_Exercise objective:_ An exact reproduction of the records is required, with all images left out.

_Data for this exercise:_
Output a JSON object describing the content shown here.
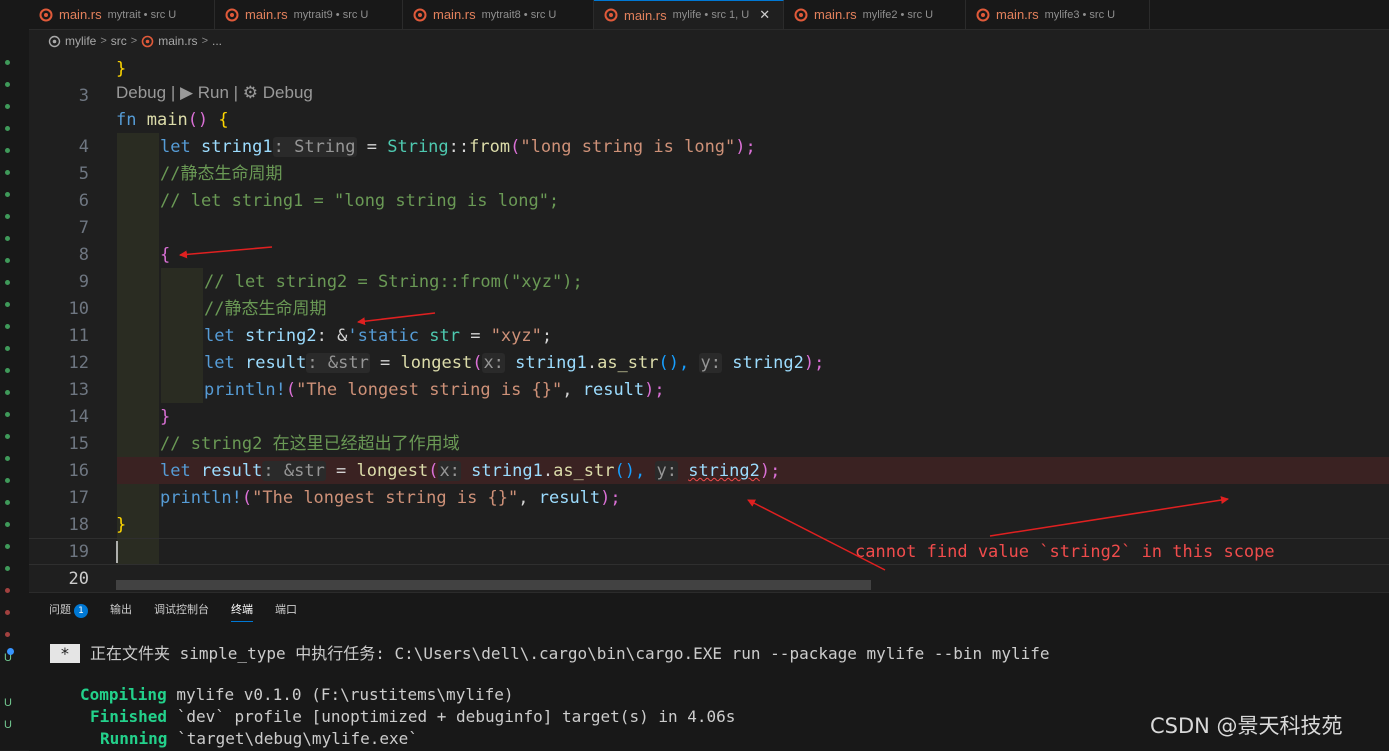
{
  "tabs": [
    {
      "name": "main.rs",
      "desc": "mytrait • src U",
      "active": false,
      "icon": "rust-icon"
    },
    {
      "name": "main.rs",
      "desc": "mytrait9 • src U",
      "active": false,
      "icon": "rust-icon"
    },
    {
      "name": "main.rs",
      "desc": "mytrait8 • src U",
      "active": false,
      "icon": "rust-icon"
    },
    {
      "name": "main.rs",
      "desc": "mylife • src 1, U",
      "active": true,
      "icon": "rust-icon",
      "close": "✕"
    },
    {
      "name": "main.rs",
      "desc": "mylife2 • src U",
      "active": false,
      "icon": "rust-icon"
    },
    {
      "name": "main.rs",
      "desc": "mylife3 • src U",
      "active": false,
      "icon": "rust-icon"
    }
  ],
  "breadcrumb": {
    "items": [
      "mylife",
      "src",
      "main.rs",
      "..."
    ],
    "separator": ">"
  },
  "codelens": "Debug | ▶ Run | ⚙ Debug",
  "editor": {
    "line_numbers": [
      "3",
      "4",
      "5",
      "6",
      "7",
      "8",
      "9",
      "10",
      "11",
      "12",
      "13",
      "14",
      "15",
      "16",
      "17",
      "18",
      "19",
      "20"
    ],
    "current_line": "20",
    "lines": {
      "l3": [
        "}"
      ],
      "l4": [
        "fn",
        " ",
        "main",
        "() ",
        "{"
      ],
      "l5": [
        "let",
        " ",
        "string1",
        ": String",
        " = ",
        "String",
        "::",
        "from",
        "(",
        "\"long string is long\"",
        ");"
      ],
      "l6": [
        "//静态生命周期"
      ],
      "l7": [
        "// let string1 = \"long string is long\";"
      ],
      "l9": [
        "{"
      ],
      "l10": [
        "// let string2 = String::from(\"xyz\");"
      ],
      "l11": [
        "//静态生命周期"
      ],
      "l12": [
        "let",
        " ",
        "string2",
        ": &",
        "'static",
        " ",
        "str",
        " = ",
        "\"xyz\"",
        ";"
      ],
      "l13": [
        "let",
        " ",
        "result",
        ": &str",
        " = ",
        "longest",
        "(",
        "x:",
        " ",
        "string1",
        ".",
        "as_str",
        "(),",
        " ",
        "y:",
        " ",
        "string2",
        ");"
      ],
      "l14": [
        "println!",
        "(",
        "\"The longest string is {}\"",
        ", ",
        "result",
        ");"
      ],
      "l15": [
        "}"
      ],
      "l16": [
        "// string2 在这里已经超出了作用域"
      ],
      "l17": [
        "let",
        " ",
        "result",
        ": &str",
        " = ",
        "longest",
        "(",
        "x:",
        " ",
        "string1",
        ".",
        "as_str",
        "(),",
        " ",
        "y:",
        " ",
        "string2",
        ");"
      ],
      "l18": [
        "println!",
        "(",
        "\"The longest string is {}\"",
        ", ",
        "result",
        ");"
      ],
      "l19": [
        "}"
      ]
    },
    "error_message": "cannot find value `string2` in this scope"
  },
  "panel": {
    "tabs": [
      "问题",
      "输出",
      "调试控制台",
      "终端",
      "端口"
    ],
    "active_tab": "终端",
    "problems_count": "1"
  },
  "terminal": {
    "task_marker": "*",
    "task_line": "正在文件夹 simple_type 中执行任务: C:\\Users\\dell\\.cargo\\bin\\cargo.EXE run --package mylife --bin mylife",
    "lines": [
      {
        "status": "Compiling",
        "text": " mylife v0.1.0 (F:\\rustitems\\mylife)"
      },
      {
        "status": "Finished",
        "text": " `dev` profile [unoptimized + debuginfo] target(s) in 4.06s"
      },
      {
        "status": "Running",
        "text": " `target\\debug\\mylife.exe`"
      }
    ]
  },
  "watermark": "CSDN @景天科技苑",
  "colors": {
    "background": "#1f1f1f",
    "keyword": "#569cd6",
    "function": "#dcdcaa",
    "type": "#4ec9b0",
    "variable": "#9cdcfe",
    "string": "#ce9178",
    "comment": "#6a9955",
    "error": "#f14c4c",
    "annotation_arrow": "#e02020",
    "terminal_green": "#23d18b",
    "accent": "#0078d4"
  }
}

_Answer to the problem:_
Output a JSON object describing the content shown here.
{
  "tabs": [
    {
      "name": "main.rs",
      "desc": "mytrait • src U",
      "active": false,
      "icon": "rust-icon"
    },
    {
      "name": "main.rs",
      "desc": "mytrait9 • src U",
      "active": false,
      "icon": "rust-icon"
    },
    {
      "name": "main.rs",
      "desc": "mytrait8 • src U",
      "active": false,
      "icon": "rust-icon"
    },
    {
      "name": "main.rs",
      "desc": "mylife • src 1, U",
      "active": true,
      "icon": "rust-icon",
      "close": "✕"
    },
    {
      "name": "main.rs",
      "desc": "mylife2 • src U",
      "active": false,
      "icon": "rust-icon"
    },
    {
      "name": "main.rs",
      "desc": "mylife3 • src U",
      "active": false,
      "icon": "rust-icon"
    }
  ],
  "breadcrumb": {
    "items": [
      "mylife",
      "src",
      "main.rs",
      "..."
    ],
    "separator": ">"
  },
  "codelens": "Debug | ▶ Run | ⚙ Debug",
  "editor": {
    "line_numbers": [
      "3",
      "4",
      "5",
      "6",
      "7",
      "8",
      "9",
      "10",
      "11",
      "12",
      "13",
      "14",
      "15",
      "16",
      "17",
      "18",
      "19",
      "20"
    ],
    "current_line": "20",
    "lines": {
      "l3": [
        "}"
      ],
      "l4": [
        "fn",
        " ",
        "main",
        "() ",
        "{"
      ],
      "l5": [
        "let",
        " ",
        "string1",
        ": String",
        " = ",
        "String",
        "::",
        "from",
        "(",
        "\"long string is long\"",
        ");"
      ],
      "l6": [
        "//静态生命周期"
      ],
      "l7": [
        "// let string1 = \"long string is long\";"
      ],
      "l9": [
        "{"
      ],
      "l10": [
        "// let string2 = String::from(\"xyz\");"
      ],
      "l11": [
        "//静态生命周期"
      ],
      "l12": [
        "let",
        " ",
        "string2",
        ": &",
        "'static",
        " ",
        "str",
        " = ",
        "\"xyz\"",
        ";"
      ],
      "l13": [
        "let",
        " ",
        "result",
        ": &str",
        " = ",
        "longest",
        "(",
        "x:",
        " ",
        "string1",
        ".",
        "as_str",
        "(),",
        " ",
        "y:",
        " ",
        "string2",
        ");"
      ],
      "l14": [
        "println!",
        "(",
        "\"The longest string is {}\"",
        ", ",
        "result",
        ");"
      ],
      "l15": [
        "}"
      ],
      "l16": [
        "// string2 在这里已经超出了作用域"
      ],
      "l17": [
        "let",
        " ",
        "result",
        ": &str",
        " = ",
        "longest",
        "(",
        "x:",
        " ",
        "string1",
        ".",
        "as_str",
        "(),",
        " ",
        "y:",
        " ",
        "string2",
        ");"
      ],
      "l18": [
        "println!",
        "(",
        "\"The longest string is {}\"",
        ", ",
        "result",
        ");"
      ],
      "l19": [
        "}"
      ]
    },
    "error_message": "cannot find value `string2` in this scope"
  },
  "panel": {
    "tabs": [
      "问题",
      "输出",
      "调试控制台",
      "终端",
      "端口"
    ],
    "active_tab": "终端",
    "problems_count": "1"
  },
  "terminal": {
    "task_marker": "*",
    "task_line": "正在文件夹 simple_type 中执行任务: C:\\Users\\dell\\.cargo\\bin\\cargo.EXE run --package mylife --bin mylife",
    "lines": [
      {
        "status": "Compiling",
        "text": " mylife v0.1.0 (F:\\rustitems\\mylife)"
      },
      {
        "status": "Finished",
        "text": " `dev` profile [unoptimized + debuginfo] target(s) in 4.06s"
      },
      {
        "status": "Running",
        "text": " `target\\debug\\mylife.exe`"
      }
    ]
  },
  "watermark": "CSDN @景天科技苑",
  "colors": {
    "background": "#1f1f1f",
    "keyword": "#569cd6",
    "function": "#dcdcaa",
    "type": "#4ec9b0",
    "variable": "#9cdcfe",
    "string": "#ce9178",
    "comment": "#6a9955",
    "error": "#f14c4c",
    "annotation_arrow": "#e02020",
    "terminal_green": "#23d18b",
    "accent": "#0078d4"
  }
}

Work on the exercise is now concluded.